GOAL OF THE EXERCISE
Write out the records that appear below, verbatim and complete, but without pictures.

────

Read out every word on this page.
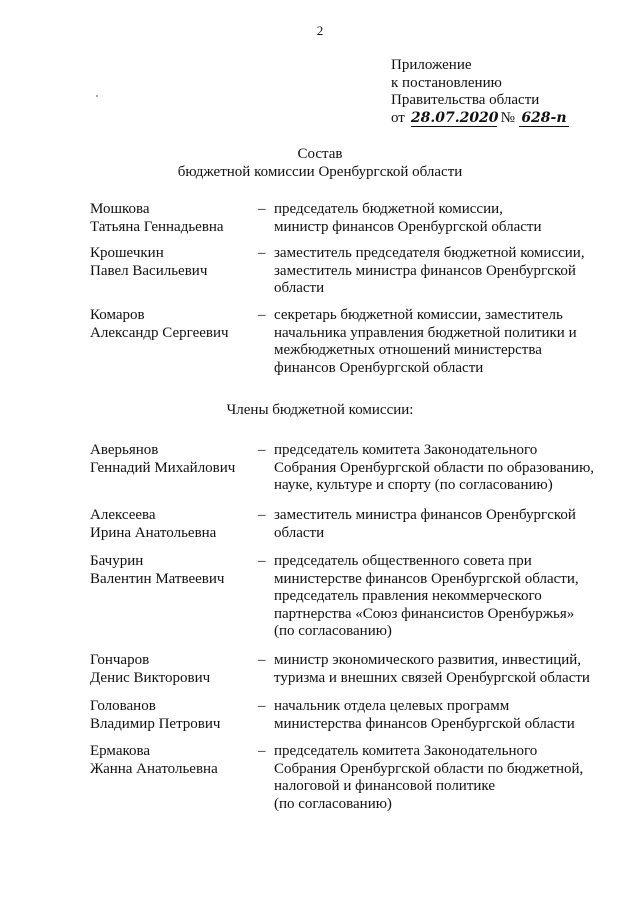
2
Приложение
к постановлению
Правительства области
от 28.07.2020 № 628-п
Состав
бюджетной комиссии Оренбургской области
Мошкова
Татьяна Геннадьевна
– председатель бюджетной комиссии,
министр финансов Оренбургской области
Крошечкин
Павел Васильевич
– заместитель председателя бюджетной комиссии,
заместитель министра финансов Оренбургской
области
Комаров
Александр Сергеевич
– секретарь бюджетной комиссии, заместитель
начальника управления бюджетной политики и
межбюджетных отношений министерства
финансов Оренбургской области
Члены бюджетной комиссии:
Аверьянов
Геннадий Михайлович
– председатель комитета Законодательного
Собрания Оренбургской области по образованию,
науке, культуре и спорту (по согласованию)
Алексеева
Ирина Анатольевна
– заместитель министра финансов Оренбургской
области
Бачурин
Валентин Матвеевич
– председатель общественного совета при
министерстве финансов Оренбургской области,
председатель правления некоммерческого
партнерства «Союз финансистов Оренбуржья»
(по согласованию)
Гончаров
Денис Викторович
– министр экономического развития, инвестиций,
туризма и внешних связей Оренбургской области
Голованов
Владимир Петрович
– начальник отдела целевых программ
министерства финансов Оренбургской области
Ермакова
Жанна Анатольевна
– председатель комитета Законодательного
Собрания Оренбургской области по бюджетной,
налоговой и финансовой политике
(по согласованию)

────

SOLUTION TO THE PROBLEM
Read out every word on this page.
2
Приложение
к постановлению
Правительства области
от 28.07.2020 № 628-п
Состав
бюджетной комиссии Оренбургской области
Мошкова
Татьяна Геннадьевна
– председатель бюджетной комиссии,
министр финансов Оренбургской области
Крошечкин
Павел Васильевич
– заместитель председателя бюджетной комиссии,
заместитель министра финансов Оренбургской
области
Комаров
Александр Сергеевич
– секретарь бюджетной комиссии, заместитель
начальника управления бюджетной политики и
межбюджетных отношений министерства
финансов Оренбургской области
Члены бюджетной комиссии:
Аверьянов
Геннадий Михайлович
– председатель комитета Законодательного
Собрания Оренбургской области по образованию,
науке, культуре и спорту (по согласованию)
Алексеева
Ирина Анатольевна
– заместитель министра финансов Оренбургской
области
Бачурин
Валентин Матвеевич
– председатель общественного совета при
министерстве финансов Оренбургской области,
председатель правления некоммерческого
партнерства «Союз финансистов Оренбуржья»
(по согласованию)
Гончаров
Денис Викторович
– министр экономического развития, инвестиций,
туризма и внешних связей Оренбургской области
Голованов
Владимир Петрович
– начальник отдела целевых программ
министерства финансов Оренбургской области
Ермакова
Жанна Анатольевна
– председатель комитета Законодательного
Собрания Оренбургской области по бюджетной,
налоговой и финансовой политике
(по согласованию)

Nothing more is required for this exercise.